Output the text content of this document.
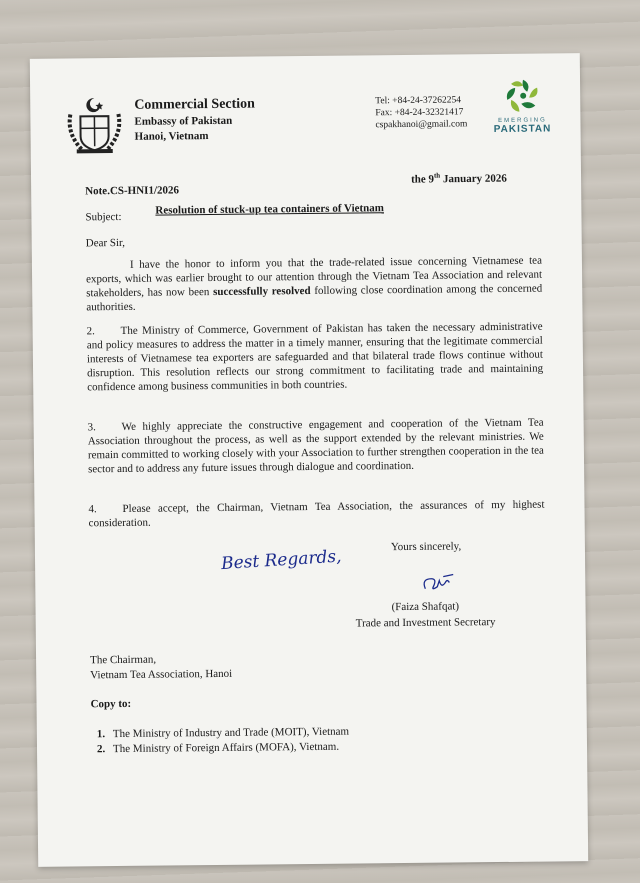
Commercial Section
Embassy of Pakistan
Hanoi, Vietnam
Tel: +84-24-37262254
Fax: +84-24-32321417
cspakhanoi@gmail.com	EMERGING
PAKISTAN
the 9th January 2026
Note.CS-HNI1/2026
Subject:
Resolution of stuck-up tea containers of Vietnam
Dear Sir,
I have the honor to inform you that the trade-related issue concerning Vietnamese tea exports, which was earlier brought to our attention through the Vietnam Tea Association and relevant stakeholders, has now been successfully resolved following close coordination among the concerned authorities.
2. The Ministry of Commerce, Government of Pakistan has taken the necessary administrative and policy measures to address the matter in a timely manner, ensuring that the legitimate commercial interests of Vietnamese tea exporters are safeguarded and that bilateral trade flows continue without disruption. This resolution reflects our strong commitment to facilitating trade and maintaining confidence among business communities in both countries.
3. We highly appreciate the constructive engagement and cooperation of the Vietnam Tea Association throughout the process, as well as the support extended by the relevant ministries. We remain committed to working closely with your Association to further strengthen cooperation in the tea sector and to address any future issues through dialogue and coordination.
4. Please accept, the Chairman, Vietnam Tea Association, the assurances of my highest consideration.
Yours sincerely,
Best Regards,
(Faiza Shafqat)
Trade and Investment Secretary
The Chairman,
Vietnam Tea Association, Hanoi
Copy to:
1. The Ministry of Industry and Trade (MOIT), Vietnam
2. The Ministry of Foreign Affairs (MOFA), Vietnam.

──────

THE PROBLEM. Spot every line that holds "Chairman" and copy it.

RESULT OF THE EXERCISE.
4. Please accept, the Chairman, Vietnam Tea Association, the assurances of my highest consideration.
The Chairman,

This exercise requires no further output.